PASSAGE:
Following a controversial history of animals dying during Neuralink’s experiments, the American neurotechnology company has put its first device - ‘Telepathy’ - inside a person’s brain.

Elon Musk, who founded Neuralink in 2016, claims Telepathy will enable the control of almost any device, including everything from your smartphone or computer to a robotic limb.

Musk initially claimed that the first patient could control a computer mouse with his thoughts, though provided no evidence.

However, on March 20th 2024, Neuralink live-streamed the test subject, Noland Arbaugh, seemingly playing chess on his laptop and moving the cursor using the Neuralink device.

What is Neuralink?

Neuralink is an American neurotechnology company that was founded in 2016 by Elon Musk and a team of seven engineers. Neuralink aims to create a brain chip that will allow us to communicate and control computers just by thinking. 

Musk proposes the chip could be life-changing, one-day giving paralyzed people the ability to walk again, with the brain-computer interface (BCI) being implanted in the region of the brain responsible for controlling the intention to move.

Read More: Neuralink's First Patient Controls Mouse With Thoughts 

How does Neuralink’s brain chip work?

Neuralink works by inputting a computer chip into a person's brain through a series of small threads stitched into the brain. 

These threads then connect via electrodes to certain areas of the brain. Neuralink’s electrodes are then able to read neuron signals, which is how the brain communicates with the cells in our body like muscles and nerves.  Through these electrodes, brain activity can translate these signals into motor controls.

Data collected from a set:
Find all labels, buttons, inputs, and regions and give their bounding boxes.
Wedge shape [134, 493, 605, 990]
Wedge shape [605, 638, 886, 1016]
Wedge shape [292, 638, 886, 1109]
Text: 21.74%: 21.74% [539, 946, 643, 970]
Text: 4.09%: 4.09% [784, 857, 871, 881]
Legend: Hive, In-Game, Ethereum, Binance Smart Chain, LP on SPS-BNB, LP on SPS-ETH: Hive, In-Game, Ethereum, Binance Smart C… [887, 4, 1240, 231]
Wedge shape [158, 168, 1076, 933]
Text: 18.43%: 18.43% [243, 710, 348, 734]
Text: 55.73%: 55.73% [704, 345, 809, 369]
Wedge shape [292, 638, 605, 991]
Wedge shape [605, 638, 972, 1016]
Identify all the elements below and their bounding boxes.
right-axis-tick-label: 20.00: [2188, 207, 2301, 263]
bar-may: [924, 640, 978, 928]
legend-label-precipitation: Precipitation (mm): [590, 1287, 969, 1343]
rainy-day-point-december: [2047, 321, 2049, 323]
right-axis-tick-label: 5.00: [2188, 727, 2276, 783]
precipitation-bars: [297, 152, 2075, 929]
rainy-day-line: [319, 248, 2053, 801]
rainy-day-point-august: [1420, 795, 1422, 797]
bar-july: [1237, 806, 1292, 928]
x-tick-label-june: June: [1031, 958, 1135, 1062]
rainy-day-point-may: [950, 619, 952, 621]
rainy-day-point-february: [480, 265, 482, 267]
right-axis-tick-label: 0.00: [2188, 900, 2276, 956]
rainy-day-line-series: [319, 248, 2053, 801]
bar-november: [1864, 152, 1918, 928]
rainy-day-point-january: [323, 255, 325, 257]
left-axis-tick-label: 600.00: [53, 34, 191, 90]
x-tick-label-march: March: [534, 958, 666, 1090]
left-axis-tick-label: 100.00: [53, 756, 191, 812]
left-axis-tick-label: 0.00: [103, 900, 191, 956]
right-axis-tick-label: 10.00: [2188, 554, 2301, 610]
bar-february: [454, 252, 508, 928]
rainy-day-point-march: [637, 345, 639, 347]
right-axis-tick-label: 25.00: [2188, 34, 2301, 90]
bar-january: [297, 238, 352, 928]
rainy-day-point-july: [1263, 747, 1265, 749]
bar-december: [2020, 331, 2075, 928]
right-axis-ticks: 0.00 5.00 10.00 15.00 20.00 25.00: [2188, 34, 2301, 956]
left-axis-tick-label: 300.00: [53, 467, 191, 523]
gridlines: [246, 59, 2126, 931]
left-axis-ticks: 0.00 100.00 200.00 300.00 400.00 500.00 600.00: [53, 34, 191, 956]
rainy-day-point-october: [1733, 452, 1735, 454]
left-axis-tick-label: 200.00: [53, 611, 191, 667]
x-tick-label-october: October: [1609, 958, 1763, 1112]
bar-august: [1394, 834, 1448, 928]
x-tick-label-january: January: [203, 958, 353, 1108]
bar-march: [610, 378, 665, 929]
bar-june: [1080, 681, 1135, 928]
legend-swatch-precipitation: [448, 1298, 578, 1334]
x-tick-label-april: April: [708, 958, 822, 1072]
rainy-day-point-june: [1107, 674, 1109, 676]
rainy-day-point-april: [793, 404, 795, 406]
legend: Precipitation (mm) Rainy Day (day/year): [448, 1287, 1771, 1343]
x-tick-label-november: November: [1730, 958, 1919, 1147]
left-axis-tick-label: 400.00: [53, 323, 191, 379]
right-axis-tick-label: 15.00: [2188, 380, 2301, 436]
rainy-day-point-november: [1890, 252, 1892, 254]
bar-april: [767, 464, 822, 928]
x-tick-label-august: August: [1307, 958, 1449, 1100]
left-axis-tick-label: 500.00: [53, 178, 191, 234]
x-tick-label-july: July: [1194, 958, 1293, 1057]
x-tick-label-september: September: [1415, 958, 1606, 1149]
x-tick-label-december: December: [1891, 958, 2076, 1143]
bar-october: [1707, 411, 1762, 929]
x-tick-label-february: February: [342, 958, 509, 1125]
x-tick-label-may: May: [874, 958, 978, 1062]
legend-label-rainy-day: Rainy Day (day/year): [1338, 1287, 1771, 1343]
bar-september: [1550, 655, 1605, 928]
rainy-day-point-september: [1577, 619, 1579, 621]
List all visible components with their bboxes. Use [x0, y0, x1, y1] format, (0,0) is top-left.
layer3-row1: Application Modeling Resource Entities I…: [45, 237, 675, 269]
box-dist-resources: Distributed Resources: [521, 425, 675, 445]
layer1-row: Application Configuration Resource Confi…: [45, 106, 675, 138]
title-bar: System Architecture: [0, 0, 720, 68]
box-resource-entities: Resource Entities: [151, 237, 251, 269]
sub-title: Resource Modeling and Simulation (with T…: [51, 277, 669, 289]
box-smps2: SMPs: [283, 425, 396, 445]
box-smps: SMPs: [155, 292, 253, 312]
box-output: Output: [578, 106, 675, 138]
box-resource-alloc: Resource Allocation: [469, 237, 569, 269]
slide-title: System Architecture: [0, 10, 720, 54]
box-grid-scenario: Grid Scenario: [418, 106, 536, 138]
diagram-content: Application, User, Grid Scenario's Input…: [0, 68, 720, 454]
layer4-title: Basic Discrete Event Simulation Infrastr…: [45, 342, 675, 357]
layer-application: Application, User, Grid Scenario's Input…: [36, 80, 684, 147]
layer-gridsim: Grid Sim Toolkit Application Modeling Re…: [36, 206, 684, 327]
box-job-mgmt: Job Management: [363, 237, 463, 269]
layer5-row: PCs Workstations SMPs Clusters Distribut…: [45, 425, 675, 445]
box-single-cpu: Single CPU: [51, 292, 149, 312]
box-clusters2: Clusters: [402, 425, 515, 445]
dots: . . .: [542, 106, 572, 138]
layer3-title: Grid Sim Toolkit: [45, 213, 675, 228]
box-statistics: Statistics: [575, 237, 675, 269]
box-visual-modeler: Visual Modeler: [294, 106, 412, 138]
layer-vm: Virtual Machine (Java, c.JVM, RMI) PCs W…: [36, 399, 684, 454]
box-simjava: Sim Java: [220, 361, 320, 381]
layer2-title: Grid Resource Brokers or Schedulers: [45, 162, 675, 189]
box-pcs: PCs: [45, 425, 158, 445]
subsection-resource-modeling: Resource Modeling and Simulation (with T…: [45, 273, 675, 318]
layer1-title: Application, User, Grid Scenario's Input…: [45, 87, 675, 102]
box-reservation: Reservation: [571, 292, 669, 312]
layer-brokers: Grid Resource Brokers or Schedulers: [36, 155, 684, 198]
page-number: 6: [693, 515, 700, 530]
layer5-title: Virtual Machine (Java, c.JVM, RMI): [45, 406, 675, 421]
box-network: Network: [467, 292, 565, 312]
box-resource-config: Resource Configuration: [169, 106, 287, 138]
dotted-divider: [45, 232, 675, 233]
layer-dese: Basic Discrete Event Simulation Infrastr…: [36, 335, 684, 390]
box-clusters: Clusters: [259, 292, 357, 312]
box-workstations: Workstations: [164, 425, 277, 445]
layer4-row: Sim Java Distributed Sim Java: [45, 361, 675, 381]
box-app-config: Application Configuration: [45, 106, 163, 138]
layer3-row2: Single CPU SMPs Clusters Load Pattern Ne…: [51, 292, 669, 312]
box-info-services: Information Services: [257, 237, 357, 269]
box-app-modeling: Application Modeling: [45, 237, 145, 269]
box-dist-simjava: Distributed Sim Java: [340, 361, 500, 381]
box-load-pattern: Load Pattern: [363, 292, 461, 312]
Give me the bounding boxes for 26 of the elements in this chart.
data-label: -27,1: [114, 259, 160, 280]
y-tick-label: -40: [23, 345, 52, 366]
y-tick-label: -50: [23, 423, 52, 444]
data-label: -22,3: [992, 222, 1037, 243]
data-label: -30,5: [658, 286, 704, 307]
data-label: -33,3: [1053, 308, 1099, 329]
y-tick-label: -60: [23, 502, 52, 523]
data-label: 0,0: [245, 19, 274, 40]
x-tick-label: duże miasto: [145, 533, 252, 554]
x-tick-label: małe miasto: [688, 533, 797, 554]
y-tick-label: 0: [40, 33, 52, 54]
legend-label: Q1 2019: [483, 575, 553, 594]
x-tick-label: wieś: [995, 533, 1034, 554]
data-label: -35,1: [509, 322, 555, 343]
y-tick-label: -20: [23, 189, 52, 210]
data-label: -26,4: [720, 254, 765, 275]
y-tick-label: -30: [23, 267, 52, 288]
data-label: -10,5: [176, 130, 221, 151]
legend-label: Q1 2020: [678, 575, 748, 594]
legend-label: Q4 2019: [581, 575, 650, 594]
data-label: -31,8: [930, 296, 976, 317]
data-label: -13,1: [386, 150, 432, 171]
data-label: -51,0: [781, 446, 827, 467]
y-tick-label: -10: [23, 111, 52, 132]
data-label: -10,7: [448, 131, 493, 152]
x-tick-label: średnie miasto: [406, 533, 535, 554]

REQUIRED ACTION:
Return the Neuralink passage word for word, everything from "Following a controversial" down to "a person’s brain.".

RESULT:
Following a controversial history of animals dying during Neuralink’s experiments, the American neurotechnology company has put its first device - ‘Telepathy’ - inside a person’s brain.